*** Opening Text provided ***

The wreck happened around 1:20 am on a state highway about 25 minutes from his home. The other driver had been impaired; it was his fault. Brian was in the clear as far as that goes. The toxicology report at the hospital proved it. His phone never left his pocket. Tread marks showed he had not fallen asleep; he was in his lane. 

Why was Brian out driving so late? Mandy, his wife, had come up with an explanation well before Brian was out of the coma. He couldn’t sleep, she had said, due to some new medication he had been on. He was working and realized he had forgotten something at the office. Why waste the opportunity? But the truth was, Mandy didn’t know. Mandy had been asleep, like the kids. Mandy only found out when the police officers from the scene handed her his personal effects. Brian was having an affair, and he was on his way to see her. It had been going on for some time. 

No one needed to know. She knew. Brian knew. Everyone else bought the work story. But secrets of that sort are heavy. They are a weight. There is a shame, an anger, a sadness that only Mandy knew as she watched her husband in an induced coma for two weeks, then sat with him as the doctors put humpty-dumpty back together again. And part of her wished they wouldn’t.

*** Closing Text provided ***
*** Opening Input data ***

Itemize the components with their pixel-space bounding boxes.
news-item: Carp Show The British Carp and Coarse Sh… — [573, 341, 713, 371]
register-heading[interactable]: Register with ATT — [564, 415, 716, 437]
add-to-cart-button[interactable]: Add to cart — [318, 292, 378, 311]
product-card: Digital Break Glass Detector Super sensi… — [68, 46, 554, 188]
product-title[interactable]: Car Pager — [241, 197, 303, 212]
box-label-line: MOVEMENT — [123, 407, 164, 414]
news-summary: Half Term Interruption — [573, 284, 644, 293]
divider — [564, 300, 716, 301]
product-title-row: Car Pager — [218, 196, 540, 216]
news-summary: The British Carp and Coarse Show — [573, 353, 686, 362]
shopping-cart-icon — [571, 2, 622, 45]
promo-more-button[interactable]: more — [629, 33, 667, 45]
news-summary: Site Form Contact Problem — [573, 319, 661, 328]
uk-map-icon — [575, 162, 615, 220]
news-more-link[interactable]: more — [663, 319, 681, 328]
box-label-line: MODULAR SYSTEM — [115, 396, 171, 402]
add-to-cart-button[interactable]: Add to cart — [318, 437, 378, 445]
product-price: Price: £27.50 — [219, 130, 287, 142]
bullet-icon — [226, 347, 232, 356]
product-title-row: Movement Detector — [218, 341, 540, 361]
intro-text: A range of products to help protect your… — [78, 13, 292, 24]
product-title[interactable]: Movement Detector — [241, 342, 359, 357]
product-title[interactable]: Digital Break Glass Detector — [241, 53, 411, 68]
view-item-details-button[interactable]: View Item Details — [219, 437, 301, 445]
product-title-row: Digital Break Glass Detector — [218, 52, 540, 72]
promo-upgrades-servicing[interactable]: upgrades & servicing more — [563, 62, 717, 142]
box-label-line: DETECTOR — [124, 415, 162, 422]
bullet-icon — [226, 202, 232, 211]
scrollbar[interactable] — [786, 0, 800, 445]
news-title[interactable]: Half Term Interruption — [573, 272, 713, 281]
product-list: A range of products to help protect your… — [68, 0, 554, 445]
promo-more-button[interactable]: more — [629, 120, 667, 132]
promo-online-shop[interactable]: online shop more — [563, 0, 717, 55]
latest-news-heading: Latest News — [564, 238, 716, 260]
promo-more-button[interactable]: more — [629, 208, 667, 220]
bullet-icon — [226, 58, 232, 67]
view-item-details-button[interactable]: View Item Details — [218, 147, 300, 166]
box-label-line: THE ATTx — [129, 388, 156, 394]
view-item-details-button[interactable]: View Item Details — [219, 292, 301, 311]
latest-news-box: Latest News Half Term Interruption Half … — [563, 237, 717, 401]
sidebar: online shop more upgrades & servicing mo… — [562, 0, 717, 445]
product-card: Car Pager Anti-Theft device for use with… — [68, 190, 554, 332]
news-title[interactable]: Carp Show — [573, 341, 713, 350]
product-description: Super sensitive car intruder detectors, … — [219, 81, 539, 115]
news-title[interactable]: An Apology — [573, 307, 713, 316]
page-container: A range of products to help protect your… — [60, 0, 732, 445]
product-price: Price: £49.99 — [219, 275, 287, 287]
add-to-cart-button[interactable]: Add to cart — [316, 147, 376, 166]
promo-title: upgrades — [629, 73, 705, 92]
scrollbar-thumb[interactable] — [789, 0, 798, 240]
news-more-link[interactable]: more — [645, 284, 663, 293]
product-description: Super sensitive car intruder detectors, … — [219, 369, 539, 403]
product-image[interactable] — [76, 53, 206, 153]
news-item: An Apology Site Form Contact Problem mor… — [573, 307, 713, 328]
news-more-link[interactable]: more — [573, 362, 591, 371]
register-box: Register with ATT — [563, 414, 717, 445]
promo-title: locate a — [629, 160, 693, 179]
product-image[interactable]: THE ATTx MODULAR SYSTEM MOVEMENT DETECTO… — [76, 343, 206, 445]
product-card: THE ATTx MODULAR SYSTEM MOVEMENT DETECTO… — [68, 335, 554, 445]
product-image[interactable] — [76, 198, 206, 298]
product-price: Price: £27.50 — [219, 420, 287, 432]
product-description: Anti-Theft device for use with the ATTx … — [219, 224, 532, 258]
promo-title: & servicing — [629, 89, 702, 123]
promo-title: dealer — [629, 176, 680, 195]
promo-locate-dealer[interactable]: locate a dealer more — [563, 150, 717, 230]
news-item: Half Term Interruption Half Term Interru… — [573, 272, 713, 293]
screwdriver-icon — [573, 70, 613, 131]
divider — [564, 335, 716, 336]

*** Closing Input data ***

Brief A
Rewrite the paragraph in the passage about Brian's wreck that begins "The wreck happened around 1:20 am" as a short bulleted list of its main facts.
Brief B
In the passage about Brian's wreck, how long was Brian kept in an induced coma?
Brief C
Continue the passage about Brian's wreck from its last sentence.
You can do the work without the records.

Answer space A
- The wreck happened around 1:20 am on a state highway about 25 minutes from Brian's home.
- The other driver was impaired and at fault.
- The hospital's toxicology report cleared Brian.
- Brian's phone never left his pocket.
- Tread marks showed he had not fallen asleep and was in his lane.

Answer space B
Two weeks.

Answer space C
Yes, these secrets are heavy. It was heavy for Brian, once he came to and remembered some things. He and Mandy had the talk in his new reality, in a hospital bed, without feeling from his neck down. He asked her forgiveness. He meant it. She gave it. She meant it, too. But you don’t drop shame so easily. He carried it. The guilt stayed with him.

Sin is a powerful thing. Sin is a cosmic power, a dominion, a realm that can capture our souls. But there’s another dimension of sin: the personal side, the side we feel, the guilt, the shame, the heaviness we carry. 

Sin is a powerful thing, both cosmic and personal. It could only be defeated by God in Christ on the cross. That’s why this Friday is good. That’s why Christ’s suffering is called good. Because it sets the world right. The Holy Trinity defeats that unholy trinity of sin, death, and the devil, and it happens on Calvary. Christ’s sacrifice on the cross is that double cure we need: It deals with sin as a cosmic power and dominion, but it also soothes the soul and brings relief to our personal shame, lifts our own burden of guilt.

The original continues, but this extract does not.